======== RAW DATA

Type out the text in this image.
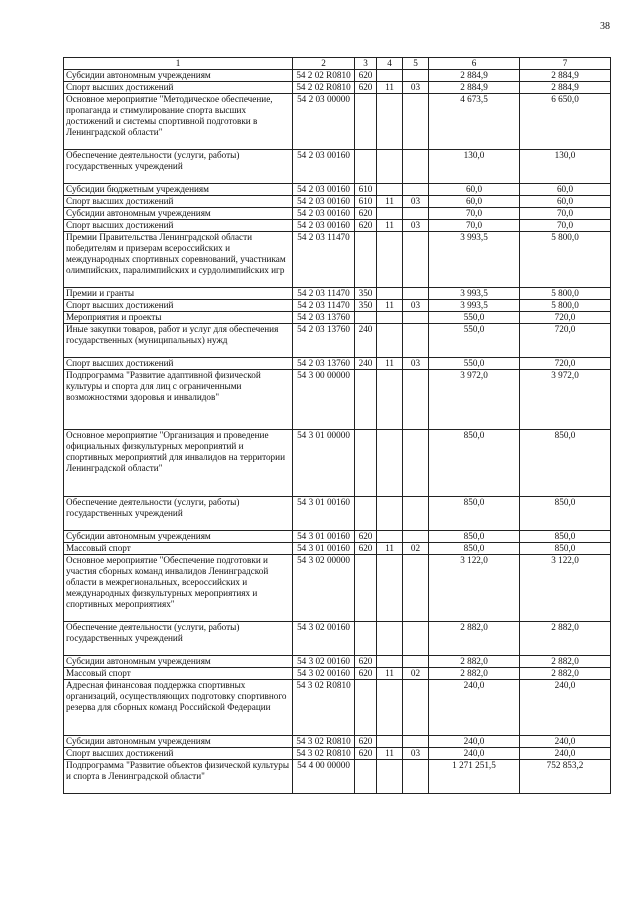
38
1	2	3	4	5	6	7
Субсидии автономным учреждениям	54 2 02 R0810	620			2 884,9	2 884,9
Спорт высших достижений	54 2 02 R0810	620	11	03	2 884,9	2 884,9
Основное мероприятие "Методическое обеспечение, пропаганда и стимулирование спорта высших достижений и системы спортивной подготовки в Ленинградской области"	54 2 03 00000				4 673,5	6 650,0
Обеспечение деятельности (услуги, работы) государственных учреждений	54 2 03 00160				130,0	130,0
Субсидии бюджетным учреждениям	54 2 03 00160	610			60,0	60,0
Спорт высших достижений	54 2 03 00160	610	11	03	60,0	60,0
Субсидии автономным учреждениям	54 2 03 00160	620			70,0	70,0
Спорт высших достижений	54 2 03 00160	620	11	03	70,0	70,0
Премии Правительства Ленинградской области победителям и призерам всероссийских и международных спортивных соревнований, участникам олимпийских, паралимпийских и сурдолимпийских игр	54 2 03 11470				3 993,5	5 800,0
Премии и гранты	54 2 03 11470	350			3 993,5	5 800,0
Спорт высших достижений	54 2 03 11470	350	11	03	3 993,5	5 800,0
Мероприятия и проекты	54 2 03 13760				550,0	720,0
Иные закупки товаров, работ и услуг для обеспечения государственных (муниципальных) нужд	54 2 03 13760	240			550,0	720,0
Спорт высших достижений	54 2 03 13760	240	11	03	550,0	720,0
Подпрограмма "Развитие адаптивной физической культуры и спорта для лиц с ограниченными возможностями здоровья и инвалидов"	54 3 00 00000				3 972,0	3 972,0
Основное мероприятие "Организация и проведение официальных физкультурных мероприятий и спортивных мероприятий для инвалидов на территории Ленинградской области"	54 3 01 00000				850,0	850,0
Обеспечение деятельности (услуги, работы) государственных учреждений	54 3 01 00160				850,0	850,0
Субсидии автономным учреждениям	54 3 01 00160	620			850,0	850,0
Массовый спорт	54 3 01 00160	620	11	02	850,0	850,0
Основное мероприятие "Обеспечение подготовки и участия сборных команд инвалидов Ленинградской области в межрегиональных, всероссийских и международных физкультурных мероприятиях и спортивных мероприятиях"	54 3 02 00000				3 122,0	3 122,0
Обеспечение деятельности (услуги, работы) государственных учреждений	54 3 02 00160				2 882,0	2 882,0
Субсидии автономным учреждениям	54 3 02 00160	620			2 882,0	2 882,0
Массовый спорт	54 3 02 00160	620	11	02	2 882,0	2 882,0
Адресная финансовая поддержка спортивных организаций, осуществляющих подготовку спортивного резерва для сборных команд Российской Федерации	54 3 02 R0810				240,0	240,0
Субсидии автономным учреждениям	54 3 02 R0810	620			240,0	240,0
Спорт высших достижений	54 3 02 R0810	620	11	03	240,0	240,0
Подпрограмма "Развитие объектов физической культуры и спорта в Ленинградской области"	54 4 00 00000				1 271 251,5	752 853,2
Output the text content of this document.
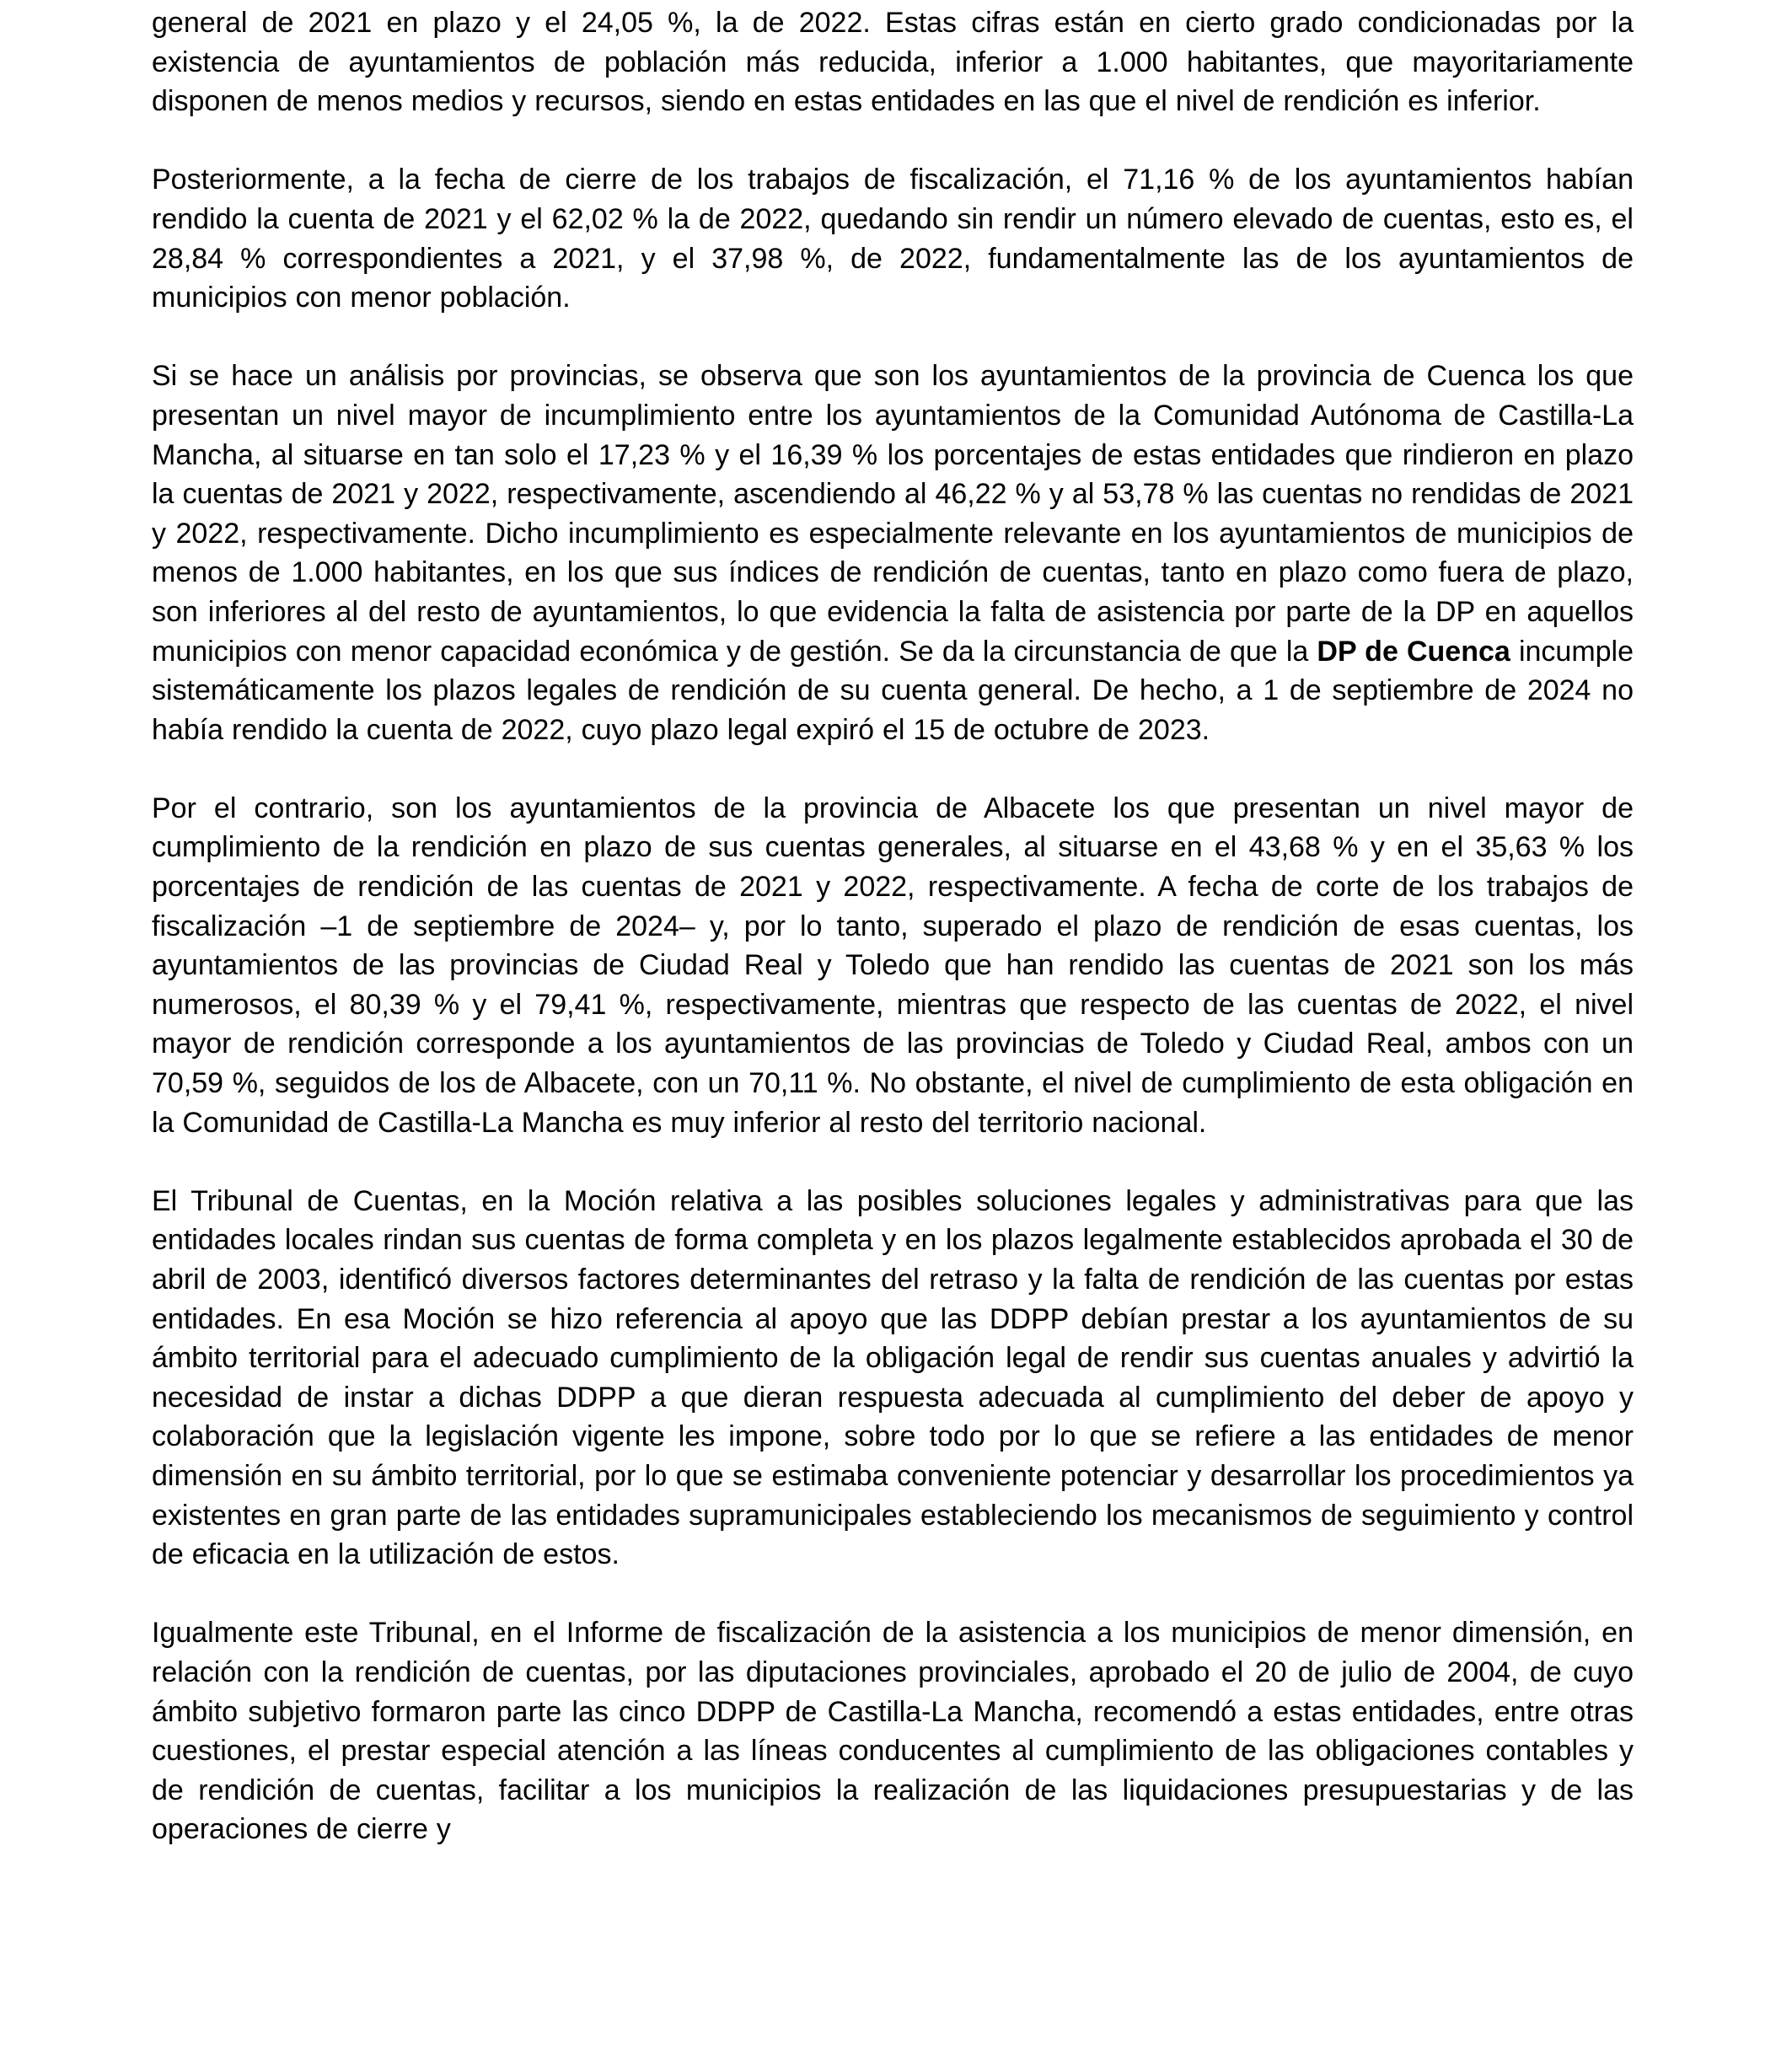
general de 2021 en plazo y el 24,05 %, la de 2022. Estas cifras están en cierto grado condicionadas por la existencia de ayuntamientos de población más reducida, inferior a 1.000 habitantes, que mayoritariamente disponen de menos medios y recursos, siendo en estas entidades en las que el nivel de rendición es inferior.

Posteriormente, a la fecha de cierre de los trabajos de fiscalización, el 71,16 % de los ayuntamientos habían rendido la cuenta de 2021 y el 62,02 % la de 2022, quedando sin rendir un número elevado de cuentas, esto es, el 28,84 % correspondientes a 2021, y el 37,98 %, de 2022, fundamentalmente las de los ayuntamientos de municipios con menor población.

Si se hace un análisis por provincias, se observa que son los ayuntamientos de la provincia de Cuenca los que presentan un nivel mayor de incumplimiento entre los ayuntamientos de la Comunidad Autónoma de Castilla-La Mancha, al situarse en tan solo el 17,23 % y el 16,39 % los porcentajes de estas entidades que rindieron en plazo la cuentas de 2021 y 2022, respectivamente, ascendiendo al 46,22 % y al 53,78 % las cuentas no rendidas de 2021 y 2022, respectivamente. Dicho incumplimiento es especialmente relevante en los ayuntamientos de municipios de menos de 1.000 habitantes, en los que sus índices de rendición de cuentas, tanto en plazo como fuera de plazo, son inferiores al del resto de ayuntamientos, lo que evidencia la falta de asistencia por parte de la DP en aquellos municipios con menor capacidad económica y de gestión. Se da la circunstancia de que la DP de Cuenca incumple sistemáticamente los plazos legales de rendición de su cuenta general. De hecho, a 1 de septiembre de 2024 no había rendido la cuenta de 2022, cuyo plazo legal expiró el 15 de octubre de 2023.

Por el contrario, son los ayuntamientos de la provincia de Albacete los que presentan un nivel mayor de cumplimiento de la rendición en plazo de sus cuentas generales, al situarse en el 43,68 % y en el 35,63 % los porcentajes de rendición de las cuentas de 2021 y 2022, respectivamente. A fecha de corte de los trabajos de fiscalización –1 de septiembre de 2024– y, por lo tanto, superado el plazo de rendición de esas cuentas, los ayuntamientos de las provincias de Ciudad Real y Toledo que han rendido las cuentas de 2021 son los más numerosos, el 80,39 % y el 79,41 %, respectivamente, mientras que respecto de las cuentas de 2022, el nivel mayor de rendición corresponde a los ayuntamientos de las provincias de Toledo y Ciudad Real, ambos con un 70,59 %, seguidos de los de Albacete, con un 70,11 %. No obstante, el nivel de cumplimiento de esta obligación en la Comunidad de Castilla-La Mancha es muy inferior al resto del territorio nacional.

El Tribunal de Cuentas, en la Moción relativa a las posibles soluciones legales y administrativas para que las entidades locales rindan sus cuentas de forma completa y en los plazos legalmente establecidos aprobada el 30 de abril de 2003, identificó diversos factores determinantes del retraso y la falta de rendición de las cuentas por estas entidades. En esa Moción se hizo referencia al apoyo que las DDPP debían prestar a los ayuntamientos de su ámbito territorial para el adecuado cumplimiento de la obligación legal de rendir sus cuentas anuales y advirtió la necesidad de instar a dichas DDPP a que dieran respuesta adecuada al cumplimiento del deber de apoyo y colaboración que la legislación vigente les impone, sobre todo por lo que se refiere a las entidades de menor dimensión en su ámbito territorial, por lo que se estimaba conveniente potenciar y desarrollar los procedimientos ya existentes en gran parte de las entidades supramunicipales estableciendo los mecanismos de seguimiento y control de eficacia en la utilización de estos.

Igualmente este Tribunal, en el Informe de fiscalización de la asistencia a los municipios de menor dimensión, en relación con la rendición de cuentas, por las diputaciones provinciales, aprobado el 20 de julio de 2004, de cuyo ámbito subjetivo formaron parte las cinco DDPP de Castilla-La Mancha, recomendó a estas entidades, entre otras cuestiones, el prestar especial atención a las líneas conducentes al cumplimiento de las obligaciones contables y de rendición de cuentas, facilitar a los municipios la realización de las liquidaciones presupuestarias y de las operaciones de cierre y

================

BRIEF — Omit the pictures, and quote the material above exactly as given.

RESULT OF THE TASK —
Type out the text in this image.
38
1	2	3	4	5	6	7
Субсидии автономным учреждениям	54 2 02 R0810	620			2 884,9	2 884,9
Спорт высших достижений	54 2 02 R0810	620	11	03	2 884,9	2 884,9
Основное мероприятие "Методическое обеспечение, пропаганда и стимулирование спорта высших достижений и системы спортивной подготовки в Ленинградской области"	54 2 03 00000				4 673,5	6 650,0
Обеспечение деятельности (услуги, работы) государственных учреждений	54 2 03 00160				130,0	130,0
Субсидии бюджетным учреждениям	54 2 03 00160	610			60,0	60,0
Спорт высших достижений	54 2 03 00160	610	11	03	60,0	60,0
Субсидии автономным учреждениям	54 2 03 00160	620			70,0	70,0
Спорт высших достижений	54 2 03 00160	620	11	03	70,0	70,0
Премии Правительства Ленинградской области победителям и призерам всероссийских и международных спортивных соревнований, участникам олимпийских, паралимпийских и сурдолимпийских игр	54 2 03 11470				3 993,5	5 800,0
Премии и гранты	54 2 03 11470	350			3 993,5	5 800,0
Спорт высших достижений	54 2 03 11470	350	11	03	3 993,5	5 800,0
Мероприятия и проекты	54 2 03 13760				550,0	720,0
Иные закупки товаров, работ и услуг для обеспечения государственных (муниципальных) нужд	54 2 03 13760	240			550,0	720,0
Спорт высших достижений	54 2 03 13760	240	11	03	550,0	720,0
Подпрограмма "Развитие адаптивной физической культуры и спорта для лиц с ограниченными возможностями здоровья и инвалидов"	54 3 00 00000				3 972,0	3 972,0
Основное мероприятие "Организация и проведение официальных физкультурных мероприятий и спортивных мероприятий для инвалидов на территории Ленинградской области"	54 3 01 00000				850,0	850,0
Обеспечение деятельности (услуги, работы) государственных учреждений	54 3 01 00160				850,0	850,0
Субсидии автономным учреждениям	54 3 01 00160	620			850,0	850,0
Массовый спорт	54 3 01 00160	620	11	02	850,0	850,0
Основное мероприятие "Обеспечение подготовки и участия сборных команд инвалидов Ленинградской области в межрегиональных, всероссийских и международных физкультурных мероприятиях и спортивных мероприятиях"	54 3 02 00000				3 122,0	3 122,0
Обеспечение деятельности (услуги, работы) государственных учреждений	54 3 02 00160				2 882,0	2 882,0
Субсидии автономным учреждениям	54 3 02 00160	620			2 882,0	2 882,0
Массовый спорт	54 3 02 00160	620	11	02	2 882,0	2 882,0
Адресная финансовая поддержка спортивных организаций, осуществляющих подготовку спортивного резерва для сборных команд Российской Федерации	54 3 02 R0810				240,0	240,0
Субсидии автономным учреждениям	54 3 02 R0810	620			240,0	240,0
Спорт высших достижений	54 3 02 R0810	620	11	03	240,0	240,0
Подпрограмма "Развитие объектов физической культуры и спорта в Ленинградской области"	54 4 00 00000				1 271 251,5	752 853,2
Output the text content of this document.
general de 2021 en plazo y el 24,05 %, la de 2022. Estas cifras están en cierto grado condicionadas por la existencia de ayuntamientos de población más reducida, inferior a 1.000 habitantes, que mayoritariamente disponen de menos medios y recursos, siendo en estas entidades en las que el nivel de rendición es inferior.

Posteriormente, a la fecha de cierre de los trabajos de fiscalización, el 71,16 % de los ayuntamientos habían rendido la cuenta de 2021 y el 62,02 % la de 2022, quedando sin rendir un número elevado de cuentas, esto es, el 28,84 % correspondientes a 2021, y el 37,98 %, de 2022, fundamentalmente las de los ayuntamientos de municipios con menor población.

Si se hace un análisis por provincias, se observa que son los ayuntamientos de la provincia de Cuenca los que presentan un nivel mayor de incumplimiento entre los ayuntamientos de la Comunidad Autónoma de Castilla-La Mancha, al situarse en tan solo el 17,23 % y el 16,39 % los porcentajes de estas entidades que rindieron en plazo la cuentas de 2021 y 2022, respectivamente, ascendiendo al 46,22 % y al 53,78 % las cuentas no rendidas de 2021 y 2022, respectivamente. Dicho incumplimiento es especialmente relevante en los ayuntamientos de municipios de menos de 1.000 habitantes, en los que sus índices de rendición de cuentas, tanto en plazo como fuera de plazo, son inferiores al del resto de ayuntamientos, lo que evidencia la falta de asistencia por parte de la DP en aquellos municipios con menor capacidad económica y de gestión. Se da la circunstancia de que la DP de Cuenca incumple sistemáticamente los plazos legales de rendición de su cuenta general. De hecho, a 1 de septiembre de 2024 no había rendido la cuenta de 2022, cuyo plazo legal expiró el 15 de octubre de 2023.

Por el contrario, son los ayuntamientos de la provincia de Albacete los que presentan un nivel mayor de cumplimiento de la rendición en plazo de sus cuentas generales, al situarse en el 43,68 % y en el 35,63 % los porcentajes de rendición de las cuentas de 2021 y 2022, respectivamente. A fecha de corte de los trabajos de fiscalización –1 de septiembre de 2024– y, por lo tanto, superado el plazo de rendición de esas cuentas, los ayuntamientos de las provincias de Ciudad Real y Toledo que han rendido las cuentas de 2021 son los más numerosos, el 80,39 % y el 79,41 %, respectivamente, mientras que respecto de las cuentas de 2022, el nivel mayor de rendición corresponde a los ayuntamientos de las provincias de Toledo y Ciudad Real, ambos con un 70,59 %, seguidos de los de Albacete, con un 70,11 %. No obstante, el nivel de cumplimiento de esta obligación en la Comunidad de Castilla-La Mancha es muy inferior al resto del territorio nacional.

El Tribunal de Cuentas, en la Moción relativa a las posibles soluciones legales y administrativas para que las entidades locales rindan sus cuentas de forma completa y en los plazos legalmente establecidos aprobada el 30 de abril de 2003, identificó diversos factores determinantes del retraso y la falta de rendición de las cuentas por estas entidades. En esa Moción se hizo referencia al apoyo que las DDPP debían prestar a los ayuntamientos de su ámbito territorial para el adecuado cumplimiento de la obligación legal de rendir sus cuentas anuales y advirtió la necesidad de instar a dichas DDPP a que dieran respuesta adecuada al cumplimiento del deber de apoyo y colaboración que la legislación vigente les impone, sobre todo por lo que se refiere a las entidades de menor dimensión en su ámbito territorial, por lo que se estimaba conveniente potenciar y desarrollar los procedimientos ya existentes en gran parte de las entidades supramunicipales estableciendo los mecanismos de seguimiento y control de eficacia en la utilización de estos.

Igualmente este Tribunal, en el Informe de fiscalización de la asistencia a los municipios de menor dimensión, en relación con la rendición de cuentas, por las diputaciones provinciales, aprobado el 20 de julio de 2004, de cuyo ámbito subjetivo formaron parte las cinco DDPP de Castilla-La Mancha, recomendó a estas entidades, entre otras cuestiones, el prestar especial atención a las líneas conducentes al cumplimiento de las obligaciones contables y de rendición de cuentas, facilitar a los municipios la realización de las liquidaciones presupuestarias y de las operaciones de cierre y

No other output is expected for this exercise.